Entries shown:

--- START ---

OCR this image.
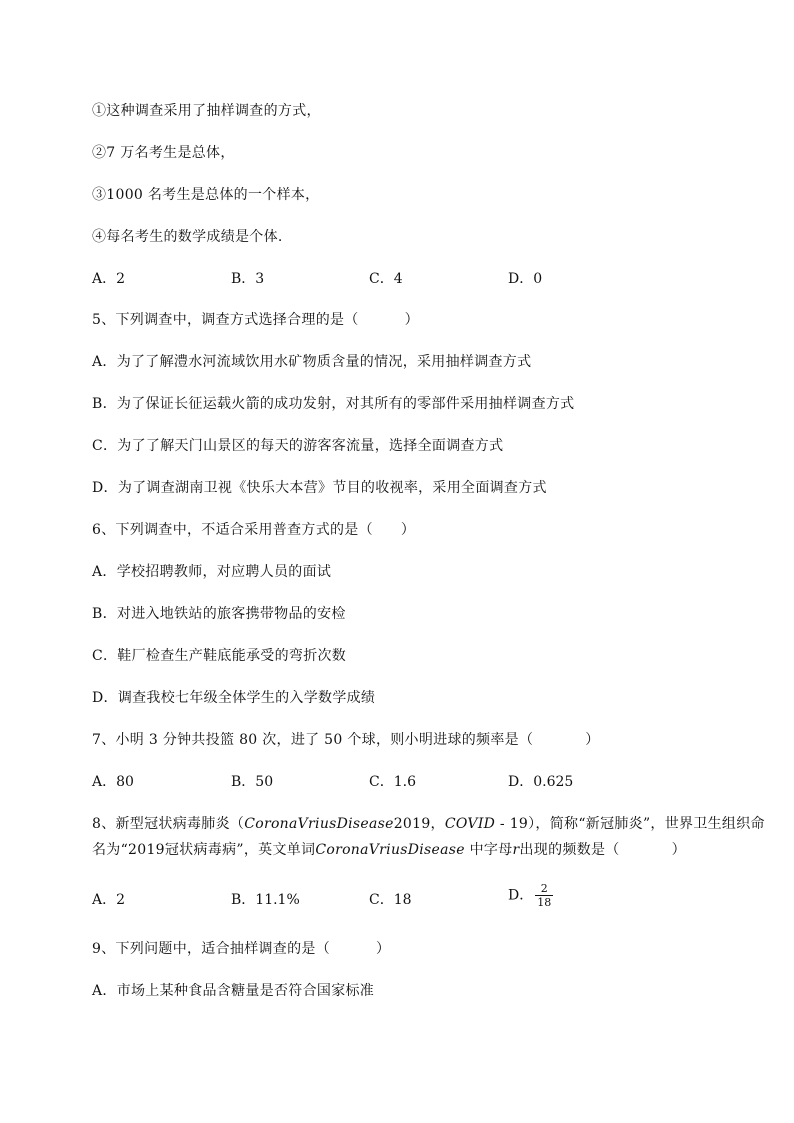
①这种调查采用了抽样调查的方式，
②7 万名考生是总体，
③1000 名考生是总体的一个样本，
④每名考生的数学成绩是个体.
A．2	B．3	C．4	D．0
5、下列调查中，调查方式选择合理的是（	）
A．为了了解澧水河流域饮用水矿物质含量的情况，采用抽样调查方式
B．为了保证长征运载火箭的成功发射，对其所有的零部件采用抽样调查方式
C．为了了解天门山景区的每天的游客客流量，选择全面调查方式
D．为了调查湖南卫视《快乐大本营》节目的收视率，采用全面调查方式
6、下列调查中，不适合采用普查方式的是（ ）
A．学校招聘教师，对应聘人员的面试
B．对进入地铁站的旅客携带物品的安检
C．鞋厂检查生产鞋底能承受的弯折次数
D．调查我校七年级全体学生的入学数学成绩
7、小明 3 分钟共投篮 80 次，进了 50 个球，则小明进球的频率是（	）
A．80	B．50	C．1.6	D．0.625
8、新型冠状病毒肺炎（CoronaVriusDisease2019，COVID - 19），简称“新冠肺炎”，世界卫生组织命
名为“2019冠状病毒病”，英文单词CoronaVriusDisease 中字母r出现的频数是（	）
A．2	B．11.1%	C．18	D． $\frac{2}{18}$
9、下列问题中，适合抽样调查的是（	）
A．市场上某种食品含糖量是否符合国家标准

--- END ---

Written exercise: In the records above, locate the lines holding the word "下列调查中". Copy each of them.

Output:
5、下列调查中，调查方式选择合理的是（	）
6、下列调查中，不适合采用普查方式的是（ ）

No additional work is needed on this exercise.